▶ _AIM_
Don't copy the pictures; return every other part of the records exactly.

▶ _RECORDS_
== == ==
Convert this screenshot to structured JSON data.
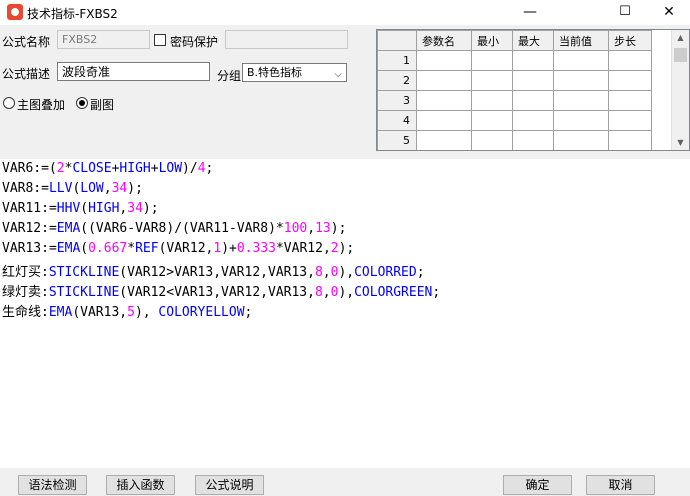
{
  "window": {
    "title": "技术指标-FXBS2",
    "minimize": "—",
    "maximize": "☐",
    "close": "✕"
  },
  "form": {
    "name_label": "公式名称",
    "name_value": "FXBS2",
    "password_label": "密码保护",
    "password_checked": false,
    "desc_label": "公式描述",
    "desc_value": "波段奇准",
    "group_label": "分组",
    "group_value": "B.特色指标",
    "radio_main": "主图叠加",
    "radio_sub": "副图",
    "selected_radio": "副图"
  },
  "param_table": {
    "columns": [
      "参数名",
      "最小",
      "最大",
      "当前值",
      "步长"
    ],
    "rows": [
      "1",
      "2",
      "3",
      "4",
      "5"
    ]
  },
  "code": [
    [
      [
        "t",
        "VAR6:=("
      ],
      [
        "n",
        "2"
      ],
      [
        "t",
        "*"
      ],
      [
        "f",
        "CLOSE"
      ],
      [
        "t",
        "+"
      ],
      [
        "f",
        "HIGH"
      ],
      [
        "t",
        "+"
      ],
      [
        "f",
        "LOW"
      ],
      [
        "t",
        ")/"
      ],
      [
        "n",
        "4"
      ],
      [
        "t",
        ";"
      ]
    ],
    [
      [
        "t",
        "VAR8:="
      ],
      [
        "f",
        "LLV"
      ],
      [
        "t",
        "("
      ],
      [
        "f",
        "LOW"
      ],
      [
        "t",
        ","
      ],
      [
        "n",
        "34"
      ],
      [
        "t",
        ");"
      ]
    ],
    [
      [
        "t",
        "VAR11:="
      ],
      [
        "f",
        "HHV"
      ],
      [
        "t",
        "("
      ],
      [
        "f",
        "HIGH"
      ],
      [
        "t",
        ","
      ],
      [
        "n",
        "34"
      ],
      [
        "t",
        ");"
      ]
    ],
    [
      [
        "t",
        "VAR12:="
      ],
      [
        "f",
        "EMA"
      ],
      [
        "t",
        "((VAR6-VAR8)/(VAR11-VAR8)*"
      ],
      [
        "n",
        "100"
      ],
      [
        "t",
        ","
      ],
      [
        "n",
        "13"
      ],
      [
        "t",
        ");"
      ]
    ],
    [
      [
        "t",
        "VAR13:="
      ],
      [
        "f",
        "EMA"
      ],
      [
        "t",
        "("
      ],
      [
        "n",
        "0.667"
      ],
      [
        "t",
        "*"
      ],
      [
        "f",
        "REF"
      ],
      [
        "t",
        "(VAR12,"
      ],
      [
        "n",
        "1"
      ],
      [
        "t",
        ")+"
      ],
      [
        "n",
        "0.333"
      ],
      [
        "t",
        "*VAR12,"
      ],
      [
        "n",
        "2"
      ],
      [
        "t",
        ");"
      ]
    ],
    [
      [
        "t",
        "红灯买:"
      ],
      [
        "f",
        "STICKLINE"
      ],
      [
        "t",
        "(VAR12>VAR13,VAR12,VAR13,"
      ],
      [
        "n",
        "8"
      ],
      [
        "t",
        ","
      ],
      [
        "n",
        "0"
      ],
      [
        "t",
        "),"
      ],
      [
        "f",
        "COLORRED"
      ],
      [
        "t",
        ";"
      ]
    ],
    [
      [
        "t",
        "绿灯卖:"
      ],
      [
        "f",
        "STICKLINE"
      ],
      [
        "t",
        "(VAR12<VAR13,VAR12,VAR13,"
      ],
      [
        "n",
        "8"
      ],
      [
        "t",
        ","
      ],
      [
        "n",
        "0"
      ],
      [
        "t",
        "),"
      ],
      [
        "f",
        "COLORGREEN"
      ],
      [
        "t",
        ";"
      ]
    ],
    [
      [
        "t",
        "生命线:"
      ],
      [
        "f",
        "EMA"
      ],
      [
        "t",
        "(VAR13,"
      ],
      [
        "n",
        "5"
      ],
      [
        "t",
        "), "
      ],
      [
        "f",
        "COLORYELLOW"
      ],
      [
        "t",
        ";"
      ]
    ]
  ],
  "buttons": {
    "syntax_check": "语法检测",
    "insert_function": "插入函数",
    "formula_help": "公式说明",
    "ok": "确定",
    "cancel": "取消"
  },
  "colors": {
    "function": "#0000ff",
    "number": "#ff00ff",
    "title_icon": "#e8492f"
  }
}
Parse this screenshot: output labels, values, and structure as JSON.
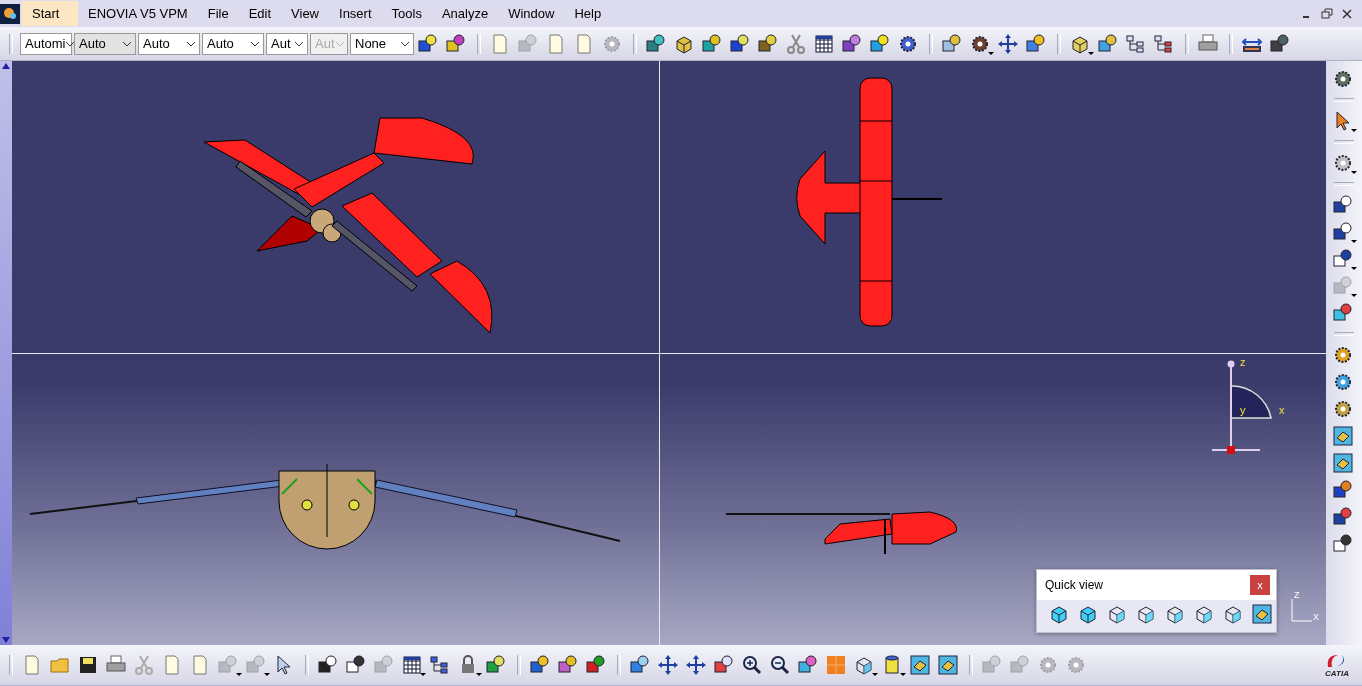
{
  "menu_bar": {
    "items": [
      {
        "label": "Start",
        "selected": true
      },
      {
        "label": "ENOVIA V5 VPM",
        "selected": false
      },
      {
        "label": "File",
        "selected": false
      },
      {
        "label": "Edit",
        "selected": false
      },
      {
        "label": "View",
        "selected": false
      },
      {
        "label": "Insert",
        "selected": false
      },
      {
        "label": "Tools",
        "selected": false
      },
      {
        "label": "Analyze",
        "selected": false
      },
      {
        "label": "Window",
        "selected": false
      },
      {
        "label": "Help",
        "selected": false
      }
    ]
  },
  "graphic_properties": {
    "combos": [
      {
        "value": "Automi",
        "disabled": false
      },
      {
        "value": "Auto",
        "disabled": false
      },
      {
        "value": "Auto",
        "disabled": false
      },
      {
        "value": "Auto",
        "disabled": false
      },
      {
        "value": "Aut",
        "disabled": false
      },
      {
        "value": "Aut",
        "disabled": true
      },
      {
        "value": "None",
        "disabled": false
      }
    ]
  },
  "compass": {
    "axes": [
      "z",
      "y",
      "x"
    ]
  },
  "axis_triad": {
    "labels": [
      "Z",
      "X"
    ]
  },
  "quick_view": {
    "title": "Quick view",
    "close": "x"
  },
  "logo": {
    "text": "CATIA"
  }
}
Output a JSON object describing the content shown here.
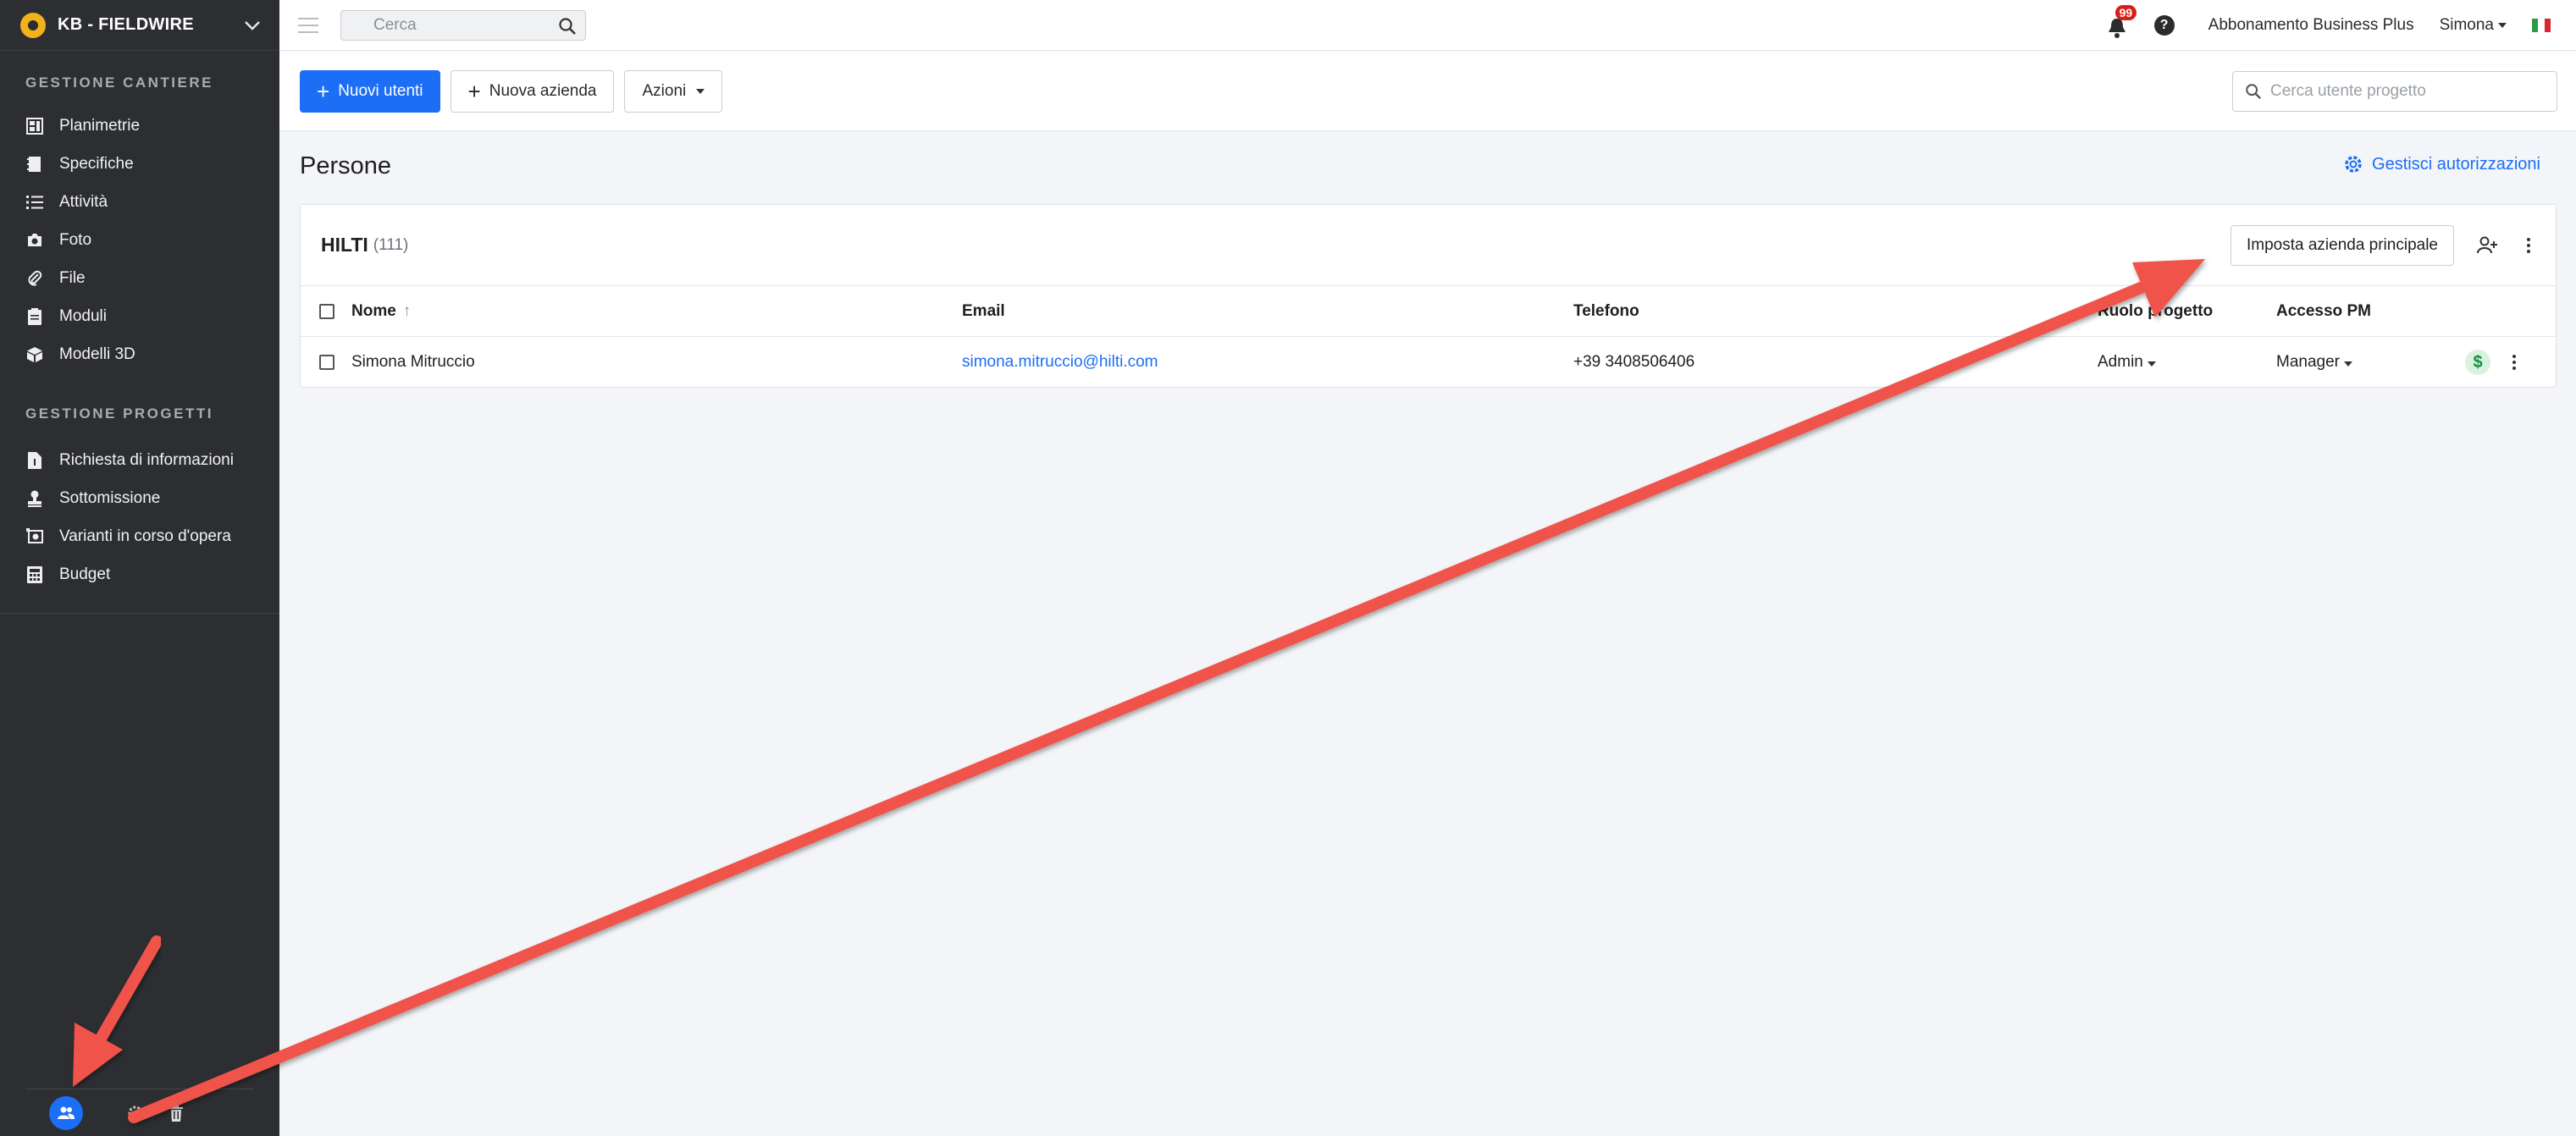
== == ==
▶ _TASK OUTPUT_
Convert this screenshot to structured JSON data.
{
  "window": {
    "title": "技术指标-FXBS2",
    "minimize": "—",
    "maximize": "☐",
    "close": "✕"
  },
  "form": {
    "name_label": "公式名称",
    "name_value": "FXBS2",
    "password_label": "密码保护",
    "password_checked": false,
    "desc_label": "公式描述",
    "desc_value": "波段奇准",
    "group_label": "分组",
    "group_value": "B.特色指标",
    "radio_main": "主图叠加",
    "radio_sub": "副图",
    "selected_radio": "副图"
  },
  "param_table": {
    "columns": [
      "参数名",
      "最小",
      "最大",
      "当前值",
      "步长"
    ],
    "rows": [
      "1",
      "2",
      "3",
      "4",
      "5"
    ]
  },
  "code": [
    [
      [
        "t",
        "VAR6:=("
      ],
      [
        "n",
        "2"
      ],
      [
        "t",
        "*"
      ],
      [
        "f",
        "CLOSE"
      ],
      [
        "t",
        "+"
      ],
      [
        "f",
        "HIGH"
      ],
      [
        "t",
        "+"
      ],
      [
        "f",
        "LOW"
      ],
      [
        "t",
        ")/"
      ],
      [
        "n",
        "4"
      ],
      [
        "t",
        ";"
      ]
    ],
    [
      [
        "t",
        "VAR8:="
      ],
      [
        "f",
        "LLV"
      ],
      [
        "t",
        "("
      ],
      [
        "f",
        "LOW"
      ],
      [
        "t",
        ","
      ],
      [
        "n",
        "34"
      ],
      [
        "t",
        ");"
      ]
    ],
    [
      [
        "t",
        "VAR11:="
      ],
      [
        "f",
        "HHV"
      ],
      [
        "t",
        "("
      ],
      [
        "f",
        "HIGH"
      ],
      [
        "t",
        ","
      ],
      [
        "n",
        "34"
      ],
      [
        "t",
        ");"
      ]
    ],
    [
      [
        "t",
        "VAR12:="
      ],
      [
        "f",
        "EMA"
      ],
      [
        "t",
        "((VAR6-VAR8)/(VAR11-VAR8)*"
      ],
      [
        "n",
        "100"
      ],
      [
        "t",
        ","
      ],
      [
        "n",
        "13"
      ],
      [
        "t",
        ");"
      ]
    ],
    [
      [
        "t",
        "VAR13:="
      ],
      [
        "f",
        "EMA"
      ],
      [
        "t",
        "("
      ],
      [
        "n",
        "0.667"
      ],
      [
        "t",
        "*"
      ],
      [
        "f",
        "REF"
      ],
      [
        "t",
        "(VAR12,"
      ],
      [
        "n",
        "1"
      ],
      [
        "t",
        ")+"
      ],
      [
        "n",
        "0.333"
      ],
      [
        "t",
        "*VAR12,"
      ],
      [
        "n",
        "2"
      ],
      [
        "t",
        ");"
      ]
    ],
    [
      [
        "t",
        "红灯买:"
      ],
      [
        "f",
        "STICKLINE"
      ],
      [
        "t",
        "(VAR12>VAR13,VAR12,VAR13,"
      ],
      [
        "n",
        "8"
      ],
      [
        "t",
        ","
      ],
      [
        "n",
        "0"
      ],
      [
        "t",
        "),"
      ],
      [
        "f",
        "COLORRED"
      ],
      [
        "t",
        ";"
      ]
    ],
    [
      [
        "t",
        "绿灯卖:"
      ],
      [
        "f",
        "STICKLINE"
      ],
      [
        "t",
        "(VAR12<VAR13,VAR12,VAR13,"
      ],
      [
        "n",
        "8"
      ],
      [
        "t",
        ","
      ],
      [
        "n",
        "0"
      ],
      [
        "t",
        "),"
      ],
      [
        "f",
        "COLORGREEN"
      ],
      [
        "t",
        ";"
      ]
    ],
    [
      [
        "t",
        "生命线:"
      ],
      [
        "f",
        "EMA"
      ],
      [
        "t",
        "(VAR13,"
      ],
      [
        "n",
        "5"
      ],
      [
        "t",
        "), "
      ],
      [
        "f",
        "COLORYELLOW"
      ],
      [
        "t",
        ";"
      ]
    ]
  ],
  "buttons": {
    "syntax_check": "语法检测",
    "insert_function": "插入函数",
    "formula_help": "公式说明",
    "ok": "确定",
    "cancel": "取消"
  },
  "colors": {
    "function": "#0000ff",
    "number": "#ff00ff",
    "title_icon": "#e8492f"
  }
}
Parse this screenshot: output labels, values, and structure as JSON.
{
  "menu_bar": {
    "items": [
      {
        "label": "Start",
        "selected": true
      },
      {
        "label": "ENOVIA V5 VPM",
        "selected": false
      },
      {
        "label": "File",
        "selected": false
      },
      {
        "label": "Edit",
        "selected": false
      },
      {
        "label": "View",
        "selected": false
      },
      {
        "label": "Insert",
        "selected": false
      },
      {
        "label": "Tools",
        "selected": false
      },
      {
        "label": "Analyze",
        "selected": false
      },
      {
        "label": "Window",
        "selected": false
      },
      {
        "label": "Help",
        "selected": false
      }
    ]
  },
  "graphic_properties": {
    "combos": [
      {
        "value": "Automi",
        "disabled": false
      },
      {
        "value": "Auto",
        "disabled": false
      },
      {
        "value": "Auto",
        "disabled": false
      },
      {
        "value": "Auto",
        "disabled": false
      },
      {
        "value": "Aut",
        "disabled": false
      },
      {
        "value": "Aut",
        "disabled": true
      },
      {
        "value": "None",
        "disabled": false
      }
    ]
  },
  "compass": {
    "axes": [
      "z",
      "y",
      "x"
    ]
  },
  "axis_triad": {
    "labels": [
      "Z",
      "X"
    ]
  },
  "quick_view": {
    "title": "Quick view",
    "close": "x"
  },
  "logo": {
    "text": "CATIA"
  }
}
Output a JSON object describing the content shown here.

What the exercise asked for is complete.